THE PROBLEM> Count the lines below that contain "JSON". Give only the number.

DATASET ENTRIES>

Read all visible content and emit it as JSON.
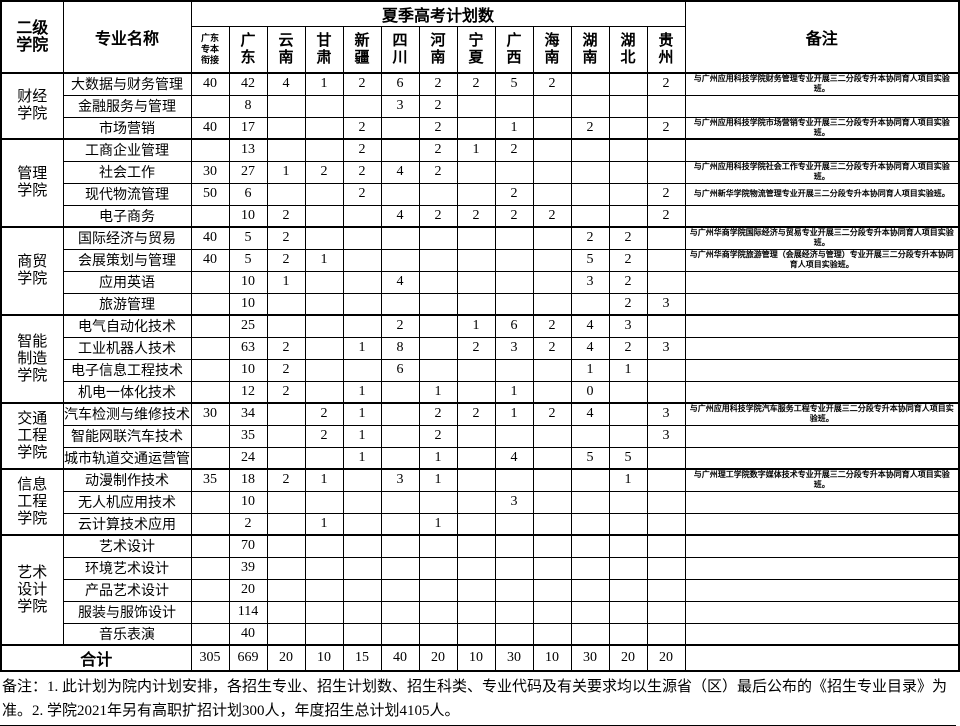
{
  "header": {
    "college_col": "二级学院",
    "major_col": "专业名称",
    "plan_group": "夏季高考计划数",
    "remark_col": "备注",
    "province_cols": [
      "广东专本衔接",
      "广东",
      "云南",
      "甘肃",
      "新疆",
      "四川",
      "河南",
      "宁夏",
      "广西",
      "海南",
      "湖南",
      "湖北",
      "贵州"
    ]
  },
  "colleges": [
    {
      "name": "财经学院",
      "majors": [
        {
          "name": "大数据与财务管理",
          "values": [
            "40",
            "42",
            "4",
            "1",
            "2",
            "6",
            "2",
            "2",
            "5",
            "2",
            "",
            "",
            "2"
          ],
          "remark": "与广州应用科技学院财务管理专业开展三二分段专升本协同育人项目实验班。"
        },
        {
          "name": "金融服务与管理",
          "values": [
            "",
            "8",
            "",
            "",
            "",
            "3",
            "2",
            "",
            "",
            "",
            "",
            "",
            ""
          ],
          "remark": ""
        },
        {
          "name": "市场营销",
          "values": [
            "40",
            "17",
            "",
            "",
            "2",
            "",
            "2",
            "",
            "1",
            "",
            "2",
            "",
            "2"
          ],
          "remark": "与广州应用科技学院市场营销专业开展三二分段专升本协同育人项目实验班。"
        }
      ]
    },
    {
      "name": "管理学院",
      "majors": [
        {
          "name": "工商企业管理",
          "values": [
            "",
            "13",
            "",
            "",
            "2",
            "",
            "2",
            "1",
            "2",
            "",
            "",
            "",
            ""
          ],
          "remark": ""
        },
        {
          "name": "社会工作",
          "values": [
            "30",
            "27",
            "1",
            "2",
            "2",
            "4",
            "2",
            "",
            "",
            "",
            "",
            "",
            ""
          ],
          "remark": "与广州应用科技学院社会工作专业开展三二分段专升本协同育人项目实验班。"
        },
        {
          "name": "现代物流管理",
          "values": [
            "50",
            "6",
            "",
            "",
            "2",
            "",
            "",
            "",
            "2",
            "",
            "",
            "",
            "2"
          ],
          "remark": "与广州新华学院物流管理专业开展三二分段专升本协同育人项目实验班。"
        },
        {
          "name": "电子商务",
          "values": [
            "",
            "10",
            "2",
            "",
            "",
            "4",
            "2",
            "2",
            "2",
            "2",
            "",
            "",
            "2"
          ],
          "remark": ""
        }
      ]
    },
    {
      "name": "商贸学院",
      "majors": [
        {
          "name": "国际经济与贸易",
          "values": [
            "40",
            "5",
            "2",
            "",
            "",
            "",
            "",
            "",
            "",
            "",
            "2",
            "2",
            ""
          ],
          "remark": "与广州华商学院国际经济与贸易专业开展三二分段专升本协同育人项目实验班。"
        },
        {
          "name": "会展策划与管理",
          "values": [
            "40",
            "5",
            "2",
            "1",
            "",
            "",
            "",
            "",
            "",
            "",
            "5",
            "2",
            ""
          ],
          "remark": "与广州华商学院旅游管理（会展经济与管理）专业开展三二分段专升本协同育人项目实验班。"
        },
        {
          "name": "应用英语",
          "values": [
            "",
            "10",
            "1",
            "",
            "",
            "4",
            "",
            "",
            "",
            "",
            "3",
            "2",
            ""
          ],
          "remark": ""
        },
        {
          "name": "旅游管理",
          "values": [
            "",
            "10",
            "",
            "",
            "",
            "",
            "",
            "",
            "",
            "",
            "",
            "2",
            "3"
          ],
          "remark": ""
        }
      ]
    },
    {
      "name": "智能制造学院",
      "majors": [
        {
          "name": "电气自动化技术",
          "values": [
            "",
            "25",
            "",
            "",
            "",
            "2",
            "",
            "1",
            "6",
            "2",
            "4",
            "3",
            ""
          ],
          "remark": ""
        },
        {
          "name": "工业机器人技术",
          "values": [
            "",
            "63",
            "2",
            "",
            "1",
            "8",
            "",
            "2",
            "3",
            "2",
            "4",
            "2",
            "3"
          ],
          "remark": ""
        },
        {
          "name": "电子信息工程技术",
          "values": [
            "",
            "10",
            "2",
            "",
            "",
            "6",
            "",
            "",
            "",
            "",
            "1",
            "1",
            ""
          ],
          "remark": ""
        },
        {
          "name": "机电一体化技术",
          "values": [
            "",
            "12",
            "2",
            "",
            "1",
            "",
            "1",
            "",
            "1",
            "",
            "0",
            "",
            ""
          ],
          "remark": ""
        }
      ]
    },
    {
      "name": "交通工程学院",
      "majors": [
        {
          "name": "汽车检测与维修技术",
          "values": [
            "30",
            "34",
            "",
            "2",
            "1",
            "",
            "2",
            "2",
            "1",
            "2",
            "4",
            "",
            "3"
          ],
          "remark": "与广州应用科技学院汽车服务工程专业开展三二分段专升本协同育人项目实验班。"
        },
        {
          "name": "智能网联汽车技术",
          "values": [
            "",
            "35",
            "",
            "2",
            "1",
            "",
            "2",
            "",
            "",
            "",
            "",
            "",
            "3"
          ],
          "remark": ""
        },
        {
          "name": "城市轨道交通运营管",
          "values": [
            "",
            "24",
            "",
            "",
            "1",
            "",
            "1",
            "",
            "4",
            "",
            "5",
            "5",
            ""
          ],
          "remark": ""
        }
      ]
    },
    {
      "name": "信息工程学院",
      "majors": [
        {
          "name": "动漫制作技术",
          "values": [
            "35",
            "18",
            "2",
            "1",
            "",
            "3",
            "1",
            "",
            "",
            "",
            "",
            "1",
            ""
          ],
          "remark": "与广州理工学院数字媒体技术专业开展三二分段专升本协同育人项目实验班。"
        },
        {
          "name": "无人机应用技术",
          "values": [
            "",
            "10",
            "",
            "",
            "",
            "",
            "",
            "",
            "3",
            "",
            "",
            "",
            ""
          ],
          "remark": ""
        },
        {
          "name": "云计算技术应用",
          "values": [
            "",
            "2",
            "",
            "1",
            "",
            "",
            "1",
            "",
            "",
            "",
            "",
            "",
            ""
          ],
          "remark": ""
        }
      ]
    },
    {
      "name": "艺术设计学院",
      "majors": [
        {
          "name": "艺术设计",
          "values": [
            "",
            "70",
            "",
            "",
            "",
            "",
            "",
            "",
            "",
            "",
            "",
            "",
            ""
          ],
          "remark": ""
        },
        {
          "name": "环境艺术设计",
          "values": [
            "",
            "39",
            "",
            "",
            "",
            "",
            "",
            "",
            "",
            "",
            "",
            "",
            ""
          ],
          "remark": ""
        },
        {
          "name": "产品艺术设计",
          "values": [
            "",
            "20",
            "",
            "",
            "",
            "",
            "",
            "",
            "",
            "",
            "",
            "",
            ""
          ],
          "remark": ""
        },
        {
          "name": "服装与服饰设计",
          "values": [
            "",
            "114",
            "",
            "",
            "",
            "",
            "",
            "",
            "",
            "",
            "",
            "",
            ""
          ],
          "remark": ""
        },
        {
          "name": "音乐表演",
          "values": [
            "",
            "40",
            "",
            "",
            "",
            "",
            "",
            "",
            "",
            "",
            "",
            "",
            ""
          ],
          "remark": ""
        }
      ]
    }
  ],
  "total": {
    "label": "合计",
    "values": [
      "305",
      "669",
      "20",
      "10",
      "15",
      "40",
      "20",
      "10",
      "30",
      "10",
      "30",
      "20",
      "20"
    ]
  },
  "footer": {
    "notes": "备注：1. 此计划为院内计划安排，各招生专业、招生计划数、招生科类、专业代码及有关要求均以生源省（区）最后公布的《招生专业目录》为准。2. 学院2021年另有高职扩招计划300人，年度招生总计划4105人。"
  }
}
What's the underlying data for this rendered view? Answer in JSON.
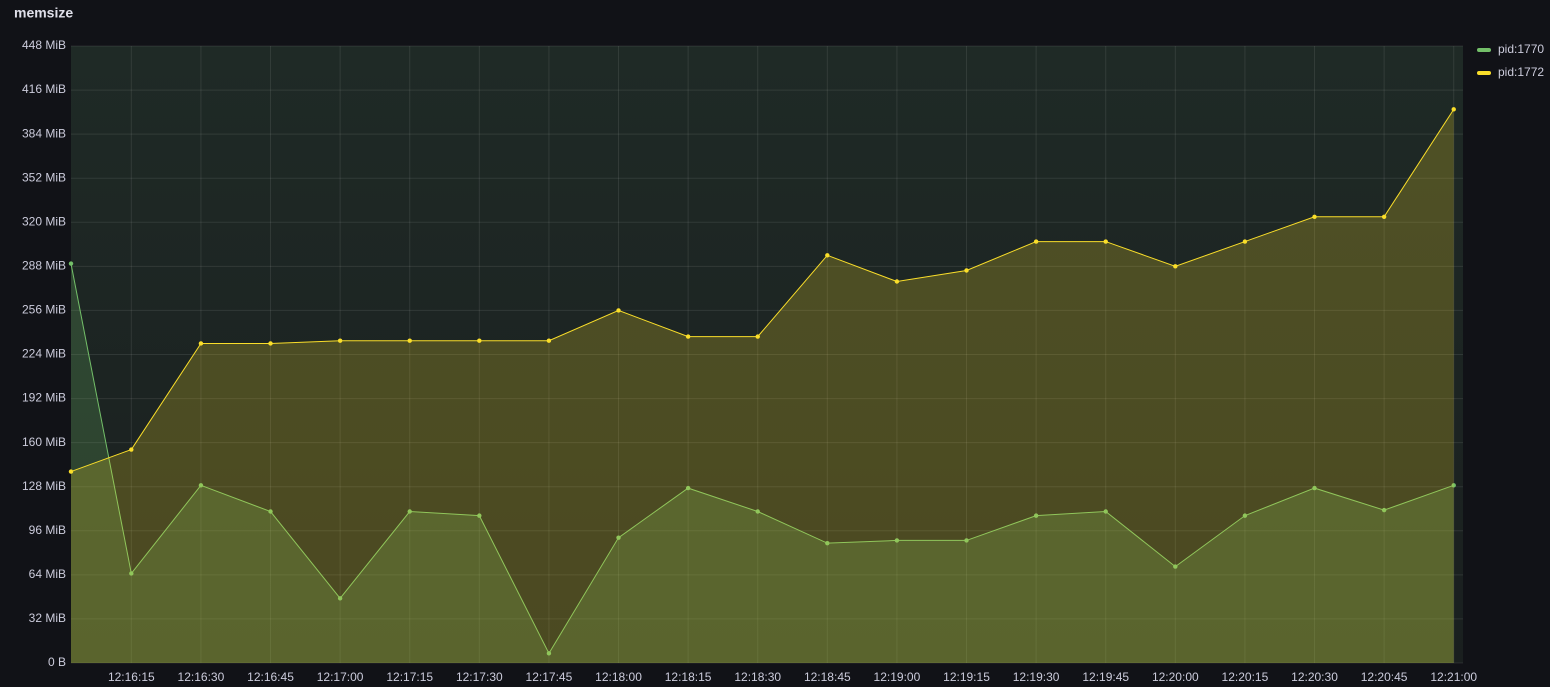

THE ANSWER> 2